▶ [What to work on]: From the records below, extract all the text exactly and leave the images behind.

— START Supplied records —

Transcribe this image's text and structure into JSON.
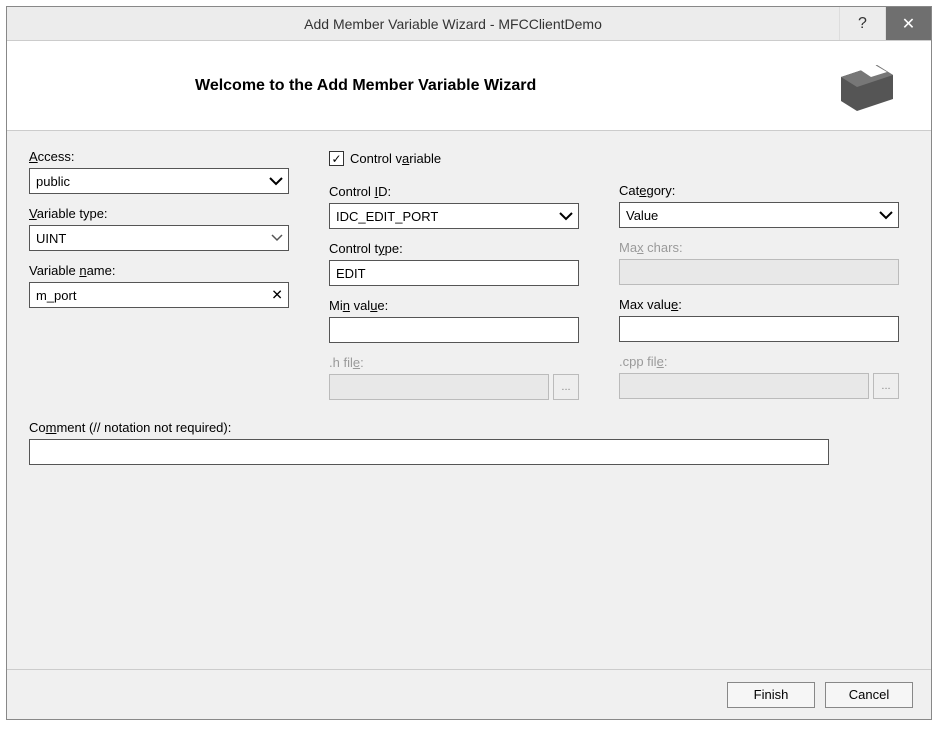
{
  "titlebar": {
    "title": "Add Member Variable Wizard - MFCClientDemo",
    "help": "?",
    "close": "✕"
  },
  "banner": {
    "title": "Welcome to the Add Member Variable Wizard"
  },
  "labels": {
    "access": "ccess:",
    "variable_type": "ariable type:",
    "variable_name": "Variable ",
    "variable_name2": "ame:",
    "control_variable": "Control v",
    "control_variable2": "riable",
    "control_id": "Control ",
    "control_id2": "D:",
    "control_type": "Control t",
    "control_type2": "pe:",
    "min_value": "Mi",
    "min_value2": " val",
    "min_value3": "e:",
    "category": "Cat",
    "category2": "gory:",
    "max_chars": "Ma",
    "max_chars2": " chars:",
    "max_value": "Max valu",
    "max_value2": ":",
    "h_file": ".h fil",
    "h_file2": ":",
    "cpp_file": ".cpp fil",
    "cpp_file2": ":",
    "comment": "Co",
    "comment2": "ment (// notation not required):"
  },
  "values": {
    "access": "public",
    "variable_type": "UINT",
    "variable_name": "m_port",
    "control_id": "IDC_EDIT_PORT",
    "control_type": "EDIT",
    "category": "Value",
    "min_value": "",
    "max_value": "",
    "comment": ""
  },
  "buttons": {
    "finish": "Finish",
    "cancel": "Cancel",
    "browse": "..."
  },
  "checkbox": {
    "control_variable_checked": "✓"
  }
}
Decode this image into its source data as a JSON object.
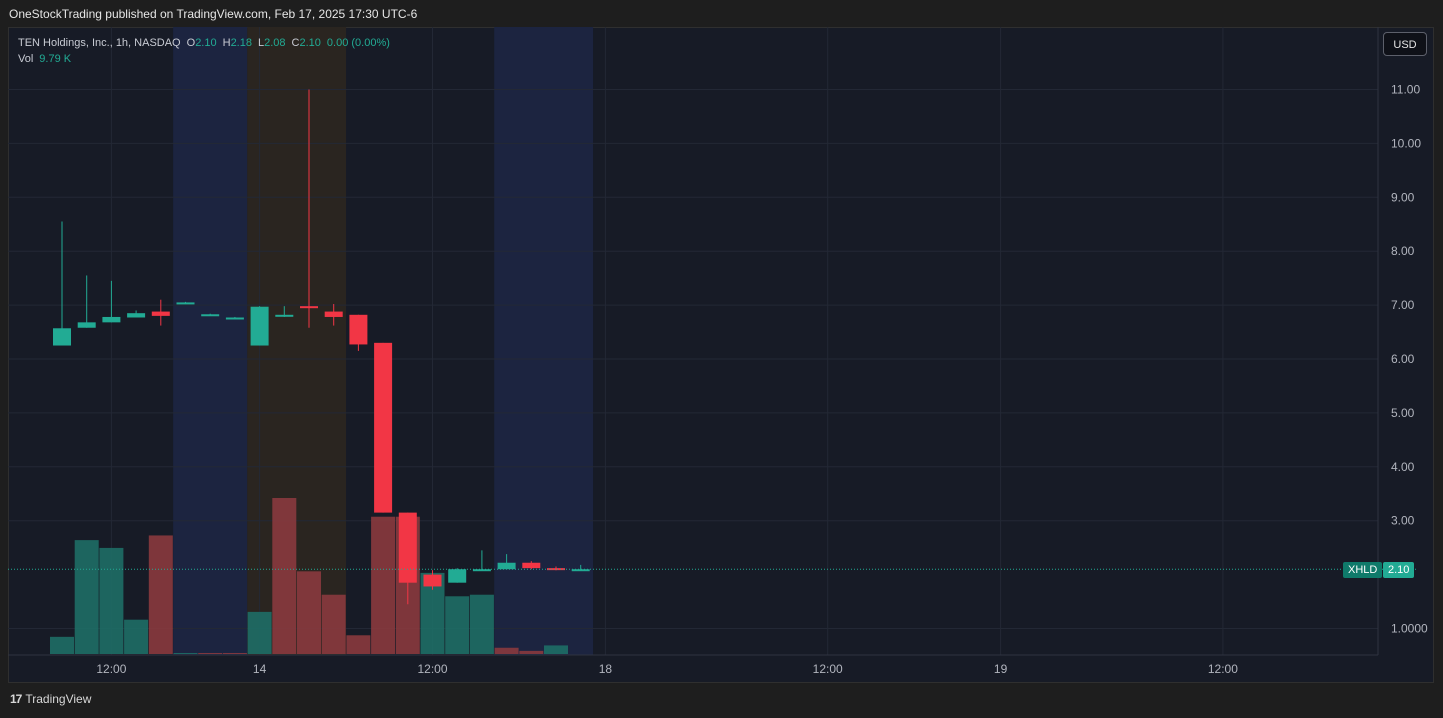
{
  "header": {
    "publisher_line": "OneStockTrading published on TradingView.com, Feb 17, 2025 17:30 UTC-6"
  },
  "legend": {
    "symbol": "TEN Holdings, Inc., 1h, NASDAQ",
    "o_label": "O",
    "o_value": "2.10",
    "h_label": "H",
    "h_value": "2.18",
    "l_label": "L",
    "l_value": "2.08",
    "c_label": "C",
    "c_value": "2.10",
    "change": "0.00 (0.00%)",
    "vol_label": "Vol",
    "vol_value": "9.79 K"
  },
  "currency_button": "USD",
  "price_tag": {
    "ticker": "XHLD",
    "price": "2.10"
  },
  "footer": {
    "logo_glyph": "17",
    "brand": "TradingView"
  },
  "colors": {
    "up": "#22ab94",
    "down": "#f23645",
    "background": "#171b26",
    "session_blue": "#1c2440",
    "session_brown": "#2a2520"
  },
  "chart_data": {
    "type": "candlestick",
    "price_ticks": [
      "11.00",
      "10.00",
      "9.00",
      "8.00",
      "7.00",
      "6.00",
      "5.00",
      "4.00",
      "3.00",
      "1.0000"
    ],
    "price_tick_values": [
      11,
      10,
      9,
      8,
      7,
      6,
      5,
      4,
      3,
      1
    ],
    "ylim": [
      0.5,
      12
    ],
    "time_labels": [
      "12:00",
      "14",
      "12:00",
      "18",
      "12:00",
      "19",
      "12:00"
    ],
    "time_label_index": [
      2,
      8,
      15,
      22,
      31,
      38,
      47
    ],
    "session_bands": [
      {
        "start_index": 5,
        "end_index": 7,
        "kind": "blue"
      },
      {
        "start_index": 8,
        "end_index": 11,
        "kind": "brown"
      },
      {
        "start_index": 18,
        "end_index": 21,
        "kind": "blue"
      }
    ],
    "candles": [
      {
        "i": 0,
        "o": 6.25,
        "h": 8.55,
        "l": 6.25,
        "c": 6.57
      },
      {
        "i": 1,
        "o": 6.58,
        "h": 7.55,
        "l": 6.58,
        "c": 6.68
      },
      {
        "i": 2,
        "o": 6.68,
        "h": 7.45,
        "l": 6.68,
        "c": 6.78
      },
      {
        "i": 3,
        "o": 6.77,
        "h": 6.9,
        "l": 6.77,
        "c": 6.85
      },
      {
        "i": 4,
        "o": 6.88,
        "h": 7.1,
        "l": 6.62,
        "c": 6.8
      },
      {
        "i": 5,
        "o": 7.03,
        "h": 7.06,
        "l": 7.03,
        "c": 7.05
      },
      {
        "i": 6,
        "o": 6.82,
        "h": 6.84,
        "l": 6.82,
        "c": 6.83
      },
      {
        "i": 7,
        "o": 6.76,
        "h": 6.78,
        "l": 6.76,
        "c": 6.77
      },
      {
        "i": 8,
        "o": 6.25,
        "h": 6.98,
        "l": 6.25,
        "c": 6.97
      },
      {
        "i": 9,
        "o": 6.8,
        "h": 6.98,
        "l": 6.78,
        "c": 6.82
      },
      {
        "i": 10,
        "o": 6.98,
        "h": 11.0,
        "l": 6.58,
        "c": 6.95
      },
      {
        "i": 11,
        "o": 6.88,
        "h": 7.02,
        "l": 6.62,
        "c": 6.78
      },
      {
        "i": 12,
        "o": 6.82,
        "h": 6.82,
        "l": 6.15,
        "c": 6.27
      },
      {
        "i": 13,
        "o": 6.3,
        "h": 6.3,
        "l": 3.15,
        "c": 3.15
      },
      {
        "i": 14,
        "o": 3.15,
        "h": 3.15,
        "l": 1.45,
        "c": 1.85
      },
      {
        "i": 15,
        "o": 2.0,
        "h": 2.08,
        "l": 1.72,
        "c": 1.78
      },
      {
        "i": 16,
        "o": 1.85,
        "h": 2.12,
        "l": 1.85,
        "c": 2.1
      },
      {
        "i": 17,
        "o": 2.08,
        "h": 2.45,
        "l": 2.08,
        "c": 2.1
      },
      {
        "i": 18,
        "o": 2.1,
        "h": 2.38,
        "l": 2.1,
        "c": 2.22
      },
      {
        "i": 19,
        "o": 2.22,
        "h": 2.25,
        "l": 2.1,
        "c": 2.12
      },
      {
        "i": 20,
        "o": 2.12,
        "h": 2.15,
        "l": 2.08,
        "c": 2.1
      },
      {
        "i": 21,
        "o": 2.1,
        "h": 2.18,
        "l": 2.08,
        "c": 2.1
      }
    ],
    "volume": [
      {
        "i": 0,
        "v": 0.11,
        "dir": "up"
      },
      {
        "i": 1,
        "v": 0.73,
        "dir": "up"
      },
      {
        "i": 2,
        "v": 0.68,
        "dir": "up"
      },
      {
        "i": 3,
        "v": 0.22,
        "dir": "up"
      },
      {
        "i": 4,
        "v": 0.76,
        "dir": "down"
      },
      {
        "i": 5,
        "v": 0.005,
        "dir": "up"
      },
      {
        "i": 6,
        "v": 0.005,
        "dir": "down"
      },
      {
        "i": 7,
        "v": 0.005,
        "dir": "down"
      },
      {
        "i": 8,
        "v": 0.27,
        "dir": "up"
      },
      {
        "i": 9,
        "v": 1.0,
        "dir": "down"
      },
      {
        "i": 10,
        "v": 0.53,
        "dir": "down"
      },
      {
        "i": 11,
        "v": 0.38,
        "dir": "down"
      },
      {
        "i": 12,
        "v": 0.12,
        "dir": "down"
      },
      {
        "i": 13,
        "v": 0.88,
        "dir": "down"
      },
      {
        "i": 14,
        "v": 0.88,
        "dir": "down"
      },
      {
        "i": 15,
        "v": 0.52,
        "dir": "up"
      },
      {
        "i": 16,
        "v": 0.37,
        "dir": "up"
      },
      {
        "i": 17,
        "v": 0.38,
        "dir": "up"
      },
      {
        "i": 18,
        "v": 0.04,
        "dir": "down"
      },
      {
        "i": 19,
        "v": 0.02,
        "dir": "down"
      },
      {
        "i": 20,
        "v": 0.055,
        "dir": "up"
      }
    ],
    "last_price": 2.1,
    "grid": true
  }
}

— END Supplied records —

▶ [Solution for this problem]:
Transcribe this image's text and structure into JSON.
{
  "titlebar": {
    "title": "Add Member Variable Wizard - MFCClientDemo",
    "help": "?",
    "close": "✕"
  },
  "banner": {
    "title": "Welcome to the Add Member Variable Wizard"
  },
  "labels": {
    "access": "ccess:",
    "variable_type": "ariable type:",
    "variable_name": "Variable ",
    "variable_name2": "ame:",
    "control_variable": "Control v",
    "control_variable2": "riable",
    "control_id": "Control ",
    "control_id2": "D:",
    "control_type": "Control t",
    "control_type2": "pe:",
    "min_value": "Mi",
    "min_value2": " val",
    "min_value3": "e:",
    "category": "Cat",
    "category2": "gory:",
    "max_chars": "Ma",
    "max_chars2": " chars:",
    "max_value": "Max valu",
    "max_value2": ":",
    "h_file": ".h fil",
    "h_file2": ":",
    "cpp_file": ".cpp fil",
    "cpp_file2": ":",
    "comment": "Co",
    "comment2": "ment (// notation not required):"
  },
  "values": {
    "access": "public",
    "variable_type": "UINT",
    "variable_name": "m_port",
    "control_id": "IDC_EDIT_PORT",
    "control_type": "EDIT",
    "category": "Value",
    "min_value": "",
    "max_value": "",
    "comment": ""
  },
  "buttons": {
    "finish": "Finish",
    "cancel": "Cancel",
    "browse": "..."
  },
  "checkbox": {
    "control_variable_checked": "✓"
  }
}
Decode this image into its source data as a JSON object.
{
  "header": {
    "publisher_line": "OneStockTrading published on TradingView.com, Feb 17, 2025 17:30 UTC-6"
  },
  "legend": {
    "symbol": "TEN Holdings, Inc., 1h, NASDAQ",
    "o_label": "O",
    "o_value": "2.10",
    "h_label": "H",
    "h_value": "2.18",
    "l_label": "L",
    "l_value": "2.08",
    "c_label": "C",
    "c_value": "2.10",
    "change": "0.00 (0.00%)",
    "vol_label": "Vol",
    "vol_value": "9.79 K"
  },
  "currency_button": "USD",
  "price_tag": {
    "ticker": "XHLD",
    "price": "2.10"
  },
  "footer": {
    "logo_glyph": "17",
    "brand": "TradingView"
  },
  "colors": {
    "up": "#22ab94",
    "down": "#f23645",
    "background": "#171b26",
    "session_blue": "#1c2440",
    "session_brown": "#2a2520"
  },
  "chart_data": {
    "type": "candlestick",
    "price_ticks": [
      "11.00",
      "10.00",
      "9.00",
      "8.00",
      "7.00",
      "6.00",
      "5.00",
      "4.00",
      "3.00",
      "1.0000"
    ],
    "price_tick_values": [
      11,
      10,
      9,
      8,
      7,
      6,
      5,
      4,
      3,
      1
    ],
    "ylim": [
      0.5,
      12
    ],
    "time_labels": [
      "12:00",
      "14",
      "12:00",
      "18",
      "12:00",
      "19",
      "12:00"
    ],
    "time_label_index": [
      2,
      8,
      15,
      22,
      31,
      38,
      47
    ],
    "session_bands": [
      {
        "start_index": 5,
        "end_index": 7,
        "kind": "blue"
      },
      {
        "start_index": 8,
        "end_index": 11,
        "kind": "brown"
      },
      {
        "start_index": 18,
        "end_index": 21,
        "kind": "blue"
      }
    ],
    "candles": [
      {
        "i": 0,
        "o": 6.25,
        "h": 8.55,
        "l": 6.25,
        "c": 6.57
      },
      {
        "i": 1,
        "o": 6.58,
        "h": 7.55,
        "l": 6.58,
        "c": 6.68
      },
      {
        "i": 2,
        "o": 6.68,
        "h": 7.45,
        "l": 6.68,
        "c": 6.78
      },
      {
        "i": 3,
        "o": 6.77,
        "h": 6.9,
        "l": 6.77,
        "c": 6.85
      },
      {
        "i": 4,
        "o": 6.88,
        "h": 7.1,
        "l": 6.62,
        "c": 6.8
      },
      {
        "i": 5,
        "o": 7.03,
        "h": 7.06,
        "l": 7.03,
        "c": 7.05
      },
      {
        "i": 6,
        "o": 6.82,
        "h": 6.84,
        "l": 6.82,
        "c": 6.83
      },
      {
        "i": 7,
        "o": 6.76,
        "h": 6.78,
        "l": 6.76,
        "c": 6.77
      },
      {
        "i": 8,
        "o": 6.25,
        "h": 6.98,
        "l": 6.25,
        "c": 6.97
      },
      {
        "i": 9,
        "o": 6.8,
        "h": 6.98,
        "l": 6.78,
        "c": 6.82
      },
      {
        "i": 10,
        "o": 6.98,
        "h": 11.0,
        "l": 6.58,
        "c": 6.95
      },
      {
        "i": 11,
        "o": 6.88,
        "h": 7.02,
        "l": 6.62,
        "c": 6.78
      },
      {
        "i": 12,
        "o": 6.82,
        "h": 6.82,
        "l": 6.15,
        "c": 6.27
      },
      {
        "i": 13,
        "o": 6.3,
        "h": 6.3,
        "l": 3.15,
        "c": 3.15
      },
      {
        "i": 14,
        "o": 3.15,
        "h": 3.15,
        "l": 1.45,
        "c": 1.85
      },
      {
        "i": 15,
        "o": 2.0,
        "h": 2.08,
        "l": 1.72,
        "c": 1.78
      },
      {
        "i": 16,
        "o": 1.85,
        "h": 2.12,
        "l": 1.85,
        "c": 2.1
      },
      {
        "i": 17,
        "o": 2.08,
        "h": 2.45,
        "l": 2.08,
        "c": 2.1
      },
      {
        "i": 18,
        "o": 2.1,
        "h": 2.38,
        "l": 2.1,
        "c": 2.22
      },
      {
        "i": 19,
        "o": 2.22,
        "h": 2.25,
        "l": 2.1,
        "c": 2.12
      },
      {
        "i": 20,
        "o": 2.12,
        "h": 2.15,
        "l": 2.08,
        "c": 2.1
      },
      {
        "i": 21,
        "o": 2.1,
        "h": 2.18,
        "l": 2.08,
        "c": 2.1
      }
    ],
    "volume": [
      {
        "i": 0,
        "v": 0.11,
        "dir": "up"
      },
      {
        "i": 1,
        "v": 0.73,
        "dir": "up"
      },
      {
        "i": 2,
        "v": 0.68,
        "dir": "up"
      },
      {
        "i": 3,
        "v": 0.22,
        "dir": "up"
      },
      {
        "i": 4,
        "v": 0.76,
        "dir": "down"
      },
      {
        "i": 5,
        "v": 0.005,
        "dir": "up"
      },
      {
        "i": 6,
        "v": 0.005,
        "dir": "down"
      },
      {
        "i": 7,
        "v": 0.005,
        "dir": "down"
      },
      {
        "i": 8,
        "v": 0.27,
        "dir": "up"
      },
      {
        "i": 9,
        "v": 1.0,
        "dir": "down"
      },
      {
        "i": 10,
        "v": 0.53,
        "dir": "down"
      },
      {
        "i": 11,
        "v": 0.38,
        "dir": "down"
      },
      {
        "i": 12,
        "v": 0.12,
        "dir": "down"
      },
      {
        "i": 13,
        "v": 0.88,
        "dir": "down"
      },
      {
        "i": 14,
        "v": 0.88,
        "dir": "down"
      },
      {
        "i": 15,
        "v": 0.52,
        "dir": "up"
      },
      {
        "i": 16,
        "v": 0.37,
        "dir": "up"
      },
      {
        "i": 17,
        "v": 0.38,
        "dir": "up"
      },
      {
        "i": 18,
        "v": 0.04,
        "dir": "down"
      },
      {
        "i": 19,
        "v": 0.02,
        "dir": "down"
      },
      {
        "i": 20,
        "v": 0.055,
        "dir": "up"
      }
    ],
    "last_price": 2.1,
    "grid": true
  }
}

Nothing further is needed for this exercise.